• **TASK**: Gather all lines with the word "Краснодарский" in them.
* Begin RECORDS *
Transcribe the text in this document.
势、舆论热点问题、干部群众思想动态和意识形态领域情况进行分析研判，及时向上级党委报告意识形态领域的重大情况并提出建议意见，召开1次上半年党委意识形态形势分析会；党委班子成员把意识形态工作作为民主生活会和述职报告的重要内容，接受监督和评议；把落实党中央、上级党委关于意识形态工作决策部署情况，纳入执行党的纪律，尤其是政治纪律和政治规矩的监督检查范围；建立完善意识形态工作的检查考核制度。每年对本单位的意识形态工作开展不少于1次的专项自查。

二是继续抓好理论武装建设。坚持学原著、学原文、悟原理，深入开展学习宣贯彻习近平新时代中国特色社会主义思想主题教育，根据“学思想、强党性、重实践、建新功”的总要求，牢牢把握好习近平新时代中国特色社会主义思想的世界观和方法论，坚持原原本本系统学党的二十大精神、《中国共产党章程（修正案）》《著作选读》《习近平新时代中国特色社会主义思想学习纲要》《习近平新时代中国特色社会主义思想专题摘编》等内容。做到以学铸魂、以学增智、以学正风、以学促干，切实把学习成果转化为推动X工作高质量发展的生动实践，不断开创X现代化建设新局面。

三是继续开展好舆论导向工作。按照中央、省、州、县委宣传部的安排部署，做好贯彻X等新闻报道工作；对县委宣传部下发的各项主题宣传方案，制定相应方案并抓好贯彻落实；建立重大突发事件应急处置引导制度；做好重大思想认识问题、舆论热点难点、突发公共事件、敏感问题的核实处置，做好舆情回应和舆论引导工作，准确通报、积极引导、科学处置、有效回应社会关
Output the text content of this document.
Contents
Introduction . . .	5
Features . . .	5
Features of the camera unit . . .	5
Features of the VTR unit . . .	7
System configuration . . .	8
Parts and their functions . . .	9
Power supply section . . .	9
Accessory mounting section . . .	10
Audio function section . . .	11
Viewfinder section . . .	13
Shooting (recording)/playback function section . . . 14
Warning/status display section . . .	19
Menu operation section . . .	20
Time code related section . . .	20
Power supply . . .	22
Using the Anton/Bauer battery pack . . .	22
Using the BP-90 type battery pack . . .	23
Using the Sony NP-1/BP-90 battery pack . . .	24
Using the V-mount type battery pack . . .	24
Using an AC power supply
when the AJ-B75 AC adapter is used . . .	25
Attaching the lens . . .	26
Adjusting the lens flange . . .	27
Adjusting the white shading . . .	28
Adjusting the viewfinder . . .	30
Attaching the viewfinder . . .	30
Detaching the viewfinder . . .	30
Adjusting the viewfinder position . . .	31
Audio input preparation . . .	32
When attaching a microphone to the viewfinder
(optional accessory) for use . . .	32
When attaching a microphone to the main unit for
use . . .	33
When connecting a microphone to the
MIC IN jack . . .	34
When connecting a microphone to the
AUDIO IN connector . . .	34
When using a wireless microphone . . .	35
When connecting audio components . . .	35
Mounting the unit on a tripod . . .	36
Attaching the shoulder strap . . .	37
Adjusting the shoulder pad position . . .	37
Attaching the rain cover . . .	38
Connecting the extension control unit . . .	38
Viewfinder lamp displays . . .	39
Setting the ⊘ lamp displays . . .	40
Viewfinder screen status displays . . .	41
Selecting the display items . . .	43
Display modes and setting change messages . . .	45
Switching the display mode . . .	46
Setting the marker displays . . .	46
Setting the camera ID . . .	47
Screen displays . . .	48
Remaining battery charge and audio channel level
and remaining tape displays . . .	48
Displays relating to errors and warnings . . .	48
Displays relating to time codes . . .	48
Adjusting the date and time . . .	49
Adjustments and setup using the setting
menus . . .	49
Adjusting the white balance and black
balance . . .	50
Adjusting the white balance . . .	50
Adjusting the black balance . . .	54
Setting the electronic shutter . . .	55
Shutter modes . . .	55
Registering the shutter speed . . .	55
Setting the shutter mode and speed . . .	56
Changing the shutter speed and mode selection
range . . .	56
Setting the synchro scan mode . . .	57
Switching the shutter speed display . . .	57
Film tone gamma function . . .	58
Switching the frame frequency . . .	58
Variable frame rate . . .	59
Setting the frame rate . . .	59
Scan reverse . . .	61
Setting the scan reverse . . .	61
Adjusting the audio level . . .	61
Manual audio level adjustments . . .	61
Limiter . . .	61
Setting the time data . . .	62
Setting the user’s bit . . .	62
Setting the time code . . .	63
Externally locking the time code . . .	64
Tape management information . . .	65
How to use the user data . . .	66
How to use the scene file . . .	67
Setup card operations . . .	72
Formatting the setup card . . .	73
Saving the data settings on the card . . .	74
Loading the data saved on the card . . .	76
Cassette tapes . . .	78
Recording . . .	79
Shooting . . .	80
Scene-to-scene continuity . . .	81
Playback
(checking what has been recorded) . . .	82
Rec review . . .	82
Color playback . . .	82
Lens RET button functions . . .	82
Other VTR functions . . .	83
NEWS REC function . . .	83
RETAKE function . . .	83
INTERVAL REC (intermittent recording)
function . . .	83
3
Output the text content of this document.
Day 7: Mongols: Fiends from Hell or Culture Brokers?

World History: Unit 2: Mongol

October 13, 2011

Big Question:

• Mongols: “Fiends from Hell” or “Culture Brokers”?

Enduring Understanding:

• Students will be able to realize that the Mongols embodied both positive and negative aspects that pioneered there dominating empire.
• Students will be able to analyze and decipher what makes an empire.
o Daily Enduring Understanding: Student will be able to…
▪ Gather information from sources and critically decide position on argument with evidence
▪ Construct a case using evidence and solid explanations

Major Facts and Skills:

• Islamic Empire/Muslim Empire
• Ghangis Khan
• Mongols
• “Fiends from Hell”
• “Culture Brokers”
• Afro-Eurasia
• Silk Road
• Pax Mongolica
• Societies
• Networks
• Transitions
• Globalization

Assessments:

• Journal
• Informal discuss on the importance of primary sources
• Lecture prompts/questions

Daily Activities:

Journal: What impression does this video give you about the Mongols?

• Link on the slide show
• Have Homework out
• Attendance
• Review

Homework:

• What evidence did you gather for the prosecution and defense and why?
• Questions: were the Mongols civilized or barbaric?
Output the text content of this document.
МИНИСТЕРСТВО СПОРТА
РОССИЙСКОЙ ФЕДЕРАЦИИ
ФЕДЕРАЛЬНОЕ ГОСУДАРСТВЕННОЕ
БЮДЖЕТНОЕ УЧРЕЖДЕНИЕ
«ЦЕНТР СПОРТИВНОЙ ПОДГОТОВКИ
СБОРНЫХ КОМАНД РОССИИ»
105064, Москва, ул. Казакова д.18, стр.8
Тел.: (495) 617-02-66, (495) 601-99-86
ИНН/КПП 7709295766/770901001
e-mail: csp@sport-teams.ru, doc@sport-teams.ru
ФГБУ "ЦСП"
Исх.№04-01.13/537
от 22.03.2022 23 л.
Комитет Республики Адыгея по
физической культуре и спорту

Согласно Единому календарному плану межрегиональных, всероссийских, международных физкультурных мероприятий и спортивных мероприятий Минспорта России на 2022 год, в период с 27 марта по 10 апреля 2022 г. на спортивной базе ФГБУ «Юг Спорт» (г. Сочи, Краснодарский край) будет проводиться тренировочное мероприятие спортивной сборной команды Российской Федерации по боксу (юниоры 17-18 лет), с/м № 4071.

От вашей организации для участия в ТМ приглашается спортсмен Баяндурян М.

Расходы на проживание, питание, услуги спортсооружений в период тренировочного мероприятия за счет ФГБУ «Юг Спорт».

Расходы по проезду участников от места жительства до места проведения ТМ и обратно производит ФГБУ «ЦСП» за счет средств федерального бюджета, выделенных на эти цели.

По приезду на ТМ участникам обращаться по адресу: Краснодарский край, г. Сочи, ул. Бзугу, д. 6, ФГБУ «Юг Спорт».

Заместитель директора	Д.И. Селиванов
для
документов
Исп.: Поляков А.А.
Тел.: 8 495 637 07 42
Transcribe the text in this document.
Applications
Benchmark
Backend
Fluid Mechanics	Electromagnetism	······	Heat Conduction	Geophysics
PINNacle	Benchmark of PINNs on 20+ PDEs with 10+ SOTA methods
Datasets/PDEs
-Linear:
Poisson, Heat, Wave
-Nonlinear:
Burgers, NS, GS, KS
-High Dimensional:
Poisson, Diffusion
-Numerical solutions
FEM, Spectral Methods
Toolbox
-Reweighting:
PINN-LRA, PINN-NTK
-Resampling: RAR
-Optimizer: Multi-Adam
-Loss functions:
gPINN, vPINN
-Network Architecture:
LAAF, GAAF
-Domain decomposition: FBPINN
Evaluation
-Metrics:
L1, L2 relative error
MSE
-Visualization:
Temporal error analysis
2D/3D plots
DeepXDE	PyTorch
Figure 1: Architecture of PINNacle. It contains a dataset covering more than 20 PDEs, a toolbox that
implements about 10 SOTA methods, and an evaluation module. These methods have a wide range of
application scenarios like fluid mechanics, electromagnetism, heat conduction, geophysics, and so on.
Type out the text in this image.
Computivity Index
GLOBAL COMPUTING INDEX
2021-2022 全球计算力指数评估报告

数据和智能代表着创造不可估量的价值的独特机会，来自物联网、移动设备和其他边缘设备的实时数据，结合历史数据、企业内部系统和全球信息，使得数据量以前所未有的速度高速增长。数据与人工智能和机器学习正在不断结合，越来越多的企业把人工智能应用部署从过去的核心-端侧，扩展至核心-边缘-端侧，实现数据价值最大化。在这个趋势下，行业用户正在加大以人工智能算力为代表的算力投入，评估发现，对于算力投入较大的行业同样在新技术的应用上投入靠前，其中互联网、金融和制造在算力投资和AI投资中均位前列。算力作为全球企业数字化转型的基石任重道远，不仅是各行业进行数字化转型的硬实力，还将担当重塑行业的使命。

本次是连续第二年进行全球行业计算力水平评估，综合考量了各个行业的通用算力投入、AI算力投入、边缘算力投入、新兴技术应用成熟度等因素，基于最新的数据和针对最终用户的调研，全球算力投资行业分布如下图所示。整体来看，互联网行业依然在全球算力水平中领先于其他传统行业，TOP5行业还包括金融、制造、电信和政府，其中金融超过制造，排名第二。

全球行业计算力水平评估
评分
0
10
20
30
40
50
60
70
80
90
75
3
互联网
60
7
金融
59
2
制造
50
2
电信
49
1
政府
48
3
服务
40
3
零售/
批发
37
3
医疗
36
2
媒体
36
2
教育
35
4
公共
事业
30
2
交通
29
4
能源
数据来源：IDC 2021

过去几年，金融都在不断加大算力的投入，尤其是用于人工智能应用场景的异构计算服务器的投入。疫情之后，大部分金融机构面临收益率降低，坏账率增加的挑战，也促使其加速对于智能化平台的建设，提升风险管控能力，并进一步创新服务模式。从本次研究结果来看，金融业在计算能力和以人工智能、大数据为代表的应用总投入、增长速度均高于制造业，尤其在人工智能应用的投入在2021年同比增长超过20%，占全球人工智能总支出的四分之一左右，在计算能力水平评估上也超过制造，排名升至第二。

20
* End RECORDS *
• **RESULT OF THE EXERCISE**:
Согласно Единому календарному плану межрегиональных, всероссийских, международных физкультурных мероприятий и спортивных мероприятий Минспорта России на 2022 год, в период с 27 марта по 10 апреля 2022 г. на спортивной базе ФГБУ «Юг Спорт» (г. Сочи, Краснодарский край) будет проводиться тренировочное мероприятие спортивной сборной команды Российской Федерации по боксу (юниоры 17-18 лет), с/м № 4071.
По приезду на ТМ участникам обращаться по адресу: Краснодарский край, г. Сочи, ул. Бзугу, д. 6, ФГБУ «Юг Спорт».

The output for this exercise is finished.